■ TASK
Print, please, the line that contains "What does this" and each line after it to the end of the entries, unchanged and with nothing else.

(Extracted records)
--

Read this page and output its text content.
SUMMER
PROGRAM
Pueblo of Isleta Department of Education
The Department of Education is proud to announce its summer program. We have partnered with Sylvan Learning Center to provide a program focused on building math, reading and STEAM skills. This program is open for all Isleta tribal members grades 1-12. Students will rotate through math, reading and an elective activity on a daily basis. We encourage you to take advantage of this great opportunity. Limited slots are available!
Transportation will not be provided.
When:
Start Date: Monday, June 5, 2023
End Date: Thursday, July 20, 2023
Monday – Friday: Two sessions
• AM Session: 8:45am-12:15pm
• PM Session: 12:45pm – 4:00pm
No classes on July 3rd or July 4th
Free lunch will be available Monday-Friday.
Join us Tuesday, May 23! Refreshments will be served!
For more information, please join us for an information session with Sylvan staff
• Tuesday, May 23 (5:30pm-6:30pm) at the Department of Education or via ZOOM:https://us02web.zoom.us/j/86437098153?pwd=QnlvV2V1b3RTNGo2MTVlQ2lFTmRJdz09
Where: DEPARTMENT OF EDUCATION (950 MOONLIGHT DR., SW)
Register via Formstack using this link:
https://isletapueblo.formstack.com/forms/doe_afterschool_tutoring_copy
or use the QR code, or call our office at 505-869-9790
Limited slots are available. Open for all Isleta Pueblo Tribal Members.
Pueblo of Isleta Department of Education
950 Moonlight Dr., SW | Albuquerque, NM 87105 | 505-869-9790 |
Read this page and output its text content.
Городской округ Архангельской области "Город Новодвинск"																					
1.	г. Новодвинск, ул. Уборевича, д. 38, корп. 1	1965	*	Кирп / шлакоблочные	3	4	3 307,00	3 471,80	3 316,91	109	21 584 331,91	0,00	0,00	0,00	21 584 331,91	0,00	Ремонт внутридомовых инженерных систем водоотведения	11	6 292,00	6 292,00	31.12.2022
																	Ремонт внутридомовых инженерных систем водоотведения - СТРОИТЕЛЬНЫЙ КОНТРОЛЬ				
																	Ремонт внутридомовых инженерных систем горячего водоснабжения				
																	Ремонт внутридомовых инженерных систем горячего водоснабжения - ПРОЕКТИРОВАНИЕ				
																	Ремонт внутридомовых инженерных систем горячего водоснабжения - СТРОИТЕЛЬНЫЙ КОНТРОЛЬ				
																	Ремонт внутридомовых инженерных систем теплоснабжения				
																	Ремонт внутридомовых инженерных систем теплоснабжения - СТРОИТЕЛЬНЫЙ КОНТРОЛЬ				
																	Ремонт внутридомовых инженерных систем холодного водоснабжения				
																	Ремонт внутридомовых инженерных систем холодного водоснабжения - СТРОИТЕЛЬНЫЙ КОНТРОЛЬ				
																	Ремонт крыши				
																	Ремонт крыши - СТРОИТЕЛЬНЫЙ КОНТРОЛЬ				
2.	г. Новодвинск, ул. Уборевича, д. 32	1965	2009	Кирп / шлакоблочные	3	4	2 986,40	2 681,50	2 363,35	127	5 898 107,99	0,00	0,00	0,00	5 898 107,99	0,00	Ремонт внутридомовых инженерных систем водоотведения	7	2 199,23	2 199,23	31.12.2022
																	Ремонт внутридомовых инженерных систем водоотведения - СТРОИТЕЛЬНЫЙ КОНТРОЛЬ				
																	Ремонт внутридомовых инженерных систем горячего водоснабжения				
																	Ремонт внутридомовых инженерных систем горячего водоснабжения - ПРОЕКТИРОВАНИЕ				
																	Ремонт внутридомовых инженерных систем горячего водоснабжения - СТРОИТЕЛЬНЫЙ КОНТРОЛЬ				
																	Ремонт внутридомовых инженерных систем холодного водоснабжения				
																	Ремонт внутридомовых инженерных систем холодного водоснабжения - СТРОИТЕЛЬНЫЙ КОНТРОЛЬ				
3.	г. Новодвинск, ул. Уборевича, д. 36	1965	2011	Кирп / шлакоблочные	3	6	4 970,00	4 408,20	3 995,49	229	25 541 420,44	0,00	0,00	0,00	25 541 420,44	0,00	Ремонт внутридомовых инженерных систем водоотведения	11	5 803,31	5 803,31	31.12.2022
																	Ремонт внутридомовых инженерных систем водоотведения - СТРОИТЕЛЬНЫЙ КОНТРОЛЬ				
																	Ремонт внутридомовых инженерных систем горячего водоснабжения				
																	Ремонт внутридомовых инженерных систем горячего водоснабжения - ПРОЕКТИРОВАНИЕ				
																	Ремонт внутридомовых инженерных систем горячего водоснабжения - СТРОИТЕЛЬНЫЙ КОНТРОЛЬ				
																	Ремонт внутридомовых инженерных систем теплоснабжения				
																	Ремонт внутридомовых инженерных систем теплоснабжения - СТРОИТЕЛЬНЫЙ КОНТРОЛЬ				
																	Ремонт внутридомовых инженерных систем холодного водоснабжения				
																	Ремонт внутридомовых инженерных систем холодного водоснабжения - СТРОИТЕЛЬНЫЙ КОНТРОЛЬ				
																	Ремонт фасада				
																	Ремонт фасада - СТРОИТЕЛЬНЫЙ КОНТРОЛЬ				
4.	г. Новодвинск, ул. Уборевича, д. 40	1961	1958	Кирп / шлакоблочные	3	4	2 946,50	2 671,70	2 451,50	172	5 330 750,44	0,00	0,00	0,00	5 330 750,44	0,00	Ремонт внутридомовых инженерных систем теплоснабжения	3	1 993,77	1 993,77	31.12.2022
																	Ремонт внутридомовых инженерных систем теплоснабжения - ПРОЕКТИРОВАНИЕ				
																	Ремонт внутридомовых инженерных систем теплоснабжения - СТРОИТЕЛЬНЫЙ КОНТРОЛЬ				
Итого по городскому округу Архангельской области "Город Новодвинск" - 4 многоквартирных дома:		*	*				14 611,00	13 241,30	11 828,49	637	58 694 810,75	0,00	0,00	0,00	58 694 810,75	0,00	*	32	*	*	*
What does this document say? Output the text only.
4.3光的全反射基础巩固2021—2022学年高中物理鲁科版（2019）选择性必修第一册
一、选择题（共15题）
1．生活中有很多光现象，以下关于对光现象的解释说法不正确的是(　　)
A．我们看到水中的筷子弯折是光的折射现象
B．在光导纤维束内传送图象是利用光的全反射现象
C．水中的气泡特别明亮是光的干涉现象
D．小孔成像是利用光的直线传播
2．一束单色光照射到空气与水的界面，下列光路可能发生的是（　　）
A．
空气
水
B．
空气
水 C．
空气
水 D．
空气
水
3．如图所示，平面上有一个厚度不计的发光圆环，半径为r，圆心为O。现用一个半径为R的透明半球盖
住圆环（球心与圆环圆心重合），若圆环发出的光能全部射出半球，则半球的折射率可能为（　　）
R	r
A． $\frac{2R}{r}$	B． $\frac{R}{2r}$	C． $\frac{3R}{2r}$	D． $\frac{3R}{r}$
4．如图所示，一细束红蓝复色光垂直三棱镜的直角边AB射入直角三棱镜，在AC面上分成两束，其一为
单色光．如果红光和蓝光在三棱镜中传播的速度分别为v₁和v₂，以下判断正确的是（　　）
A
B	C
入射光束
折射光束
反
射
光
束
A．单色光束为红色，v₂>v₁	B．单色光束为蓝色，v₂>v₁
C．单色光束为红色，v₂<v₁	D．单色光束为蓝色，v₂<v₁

--

■ ANSWER FOR THIS EXERCISE
What does this document say? Output the text only.
4.3光的全反射基础巩固2021—2022学年高中物理鲁科版（2019）选择性必修第一册
一、选择题（共15题）
1．生活中有很多光现象，以下关于对光现象的解释说法不正确的是(　　)
A．我们看到水中的筷子弯折是光的折射现象
B．在光导纤维束内传送图象是利用光的全反射现象
C．水中的气泡特别明亮是光的干涉现象
D．小孔成像是利用光的直线传播
2．一束单色光照射到空气与水的界面，下列光路可能发生的是（　　）
A．
空气
水
B．
空气
水 C．
空气
水 D．
空气
水
3．如图所示，平面上有一个厚度不计的发光圆环，半径为r，圆心为O。现用一个半径为R的透明半球盖
住圆环（球心与圆环圆心重合），若圆环发出的光能全部射出半球，则半球的折射率可能为（　　）
R	r
A． $\frac{2R}{r}$	B． $\frac{R}{2r}$	C． $\frac{3R}{2r}$	D． $\frac{3R}{r}$
4．如图所示，一细束红蓝复色光垂直三棱镜的直角边AB射入直角三棱镜，在AC面上分成两束，其一为
单色光．如果红光和蓝光在三棱镜中传播的速度分别为v₁和v₂，以下判断正确的是（　　）
A
B	C
入射光束
折射光束
反
射
光
束
A．单色光束为红色，v₂>v₁	B．单色光束为蓝色，v₂>v₁
C．单色光束为红色，v₂<v₁	D．单色光束为蓝色，v₂<v₁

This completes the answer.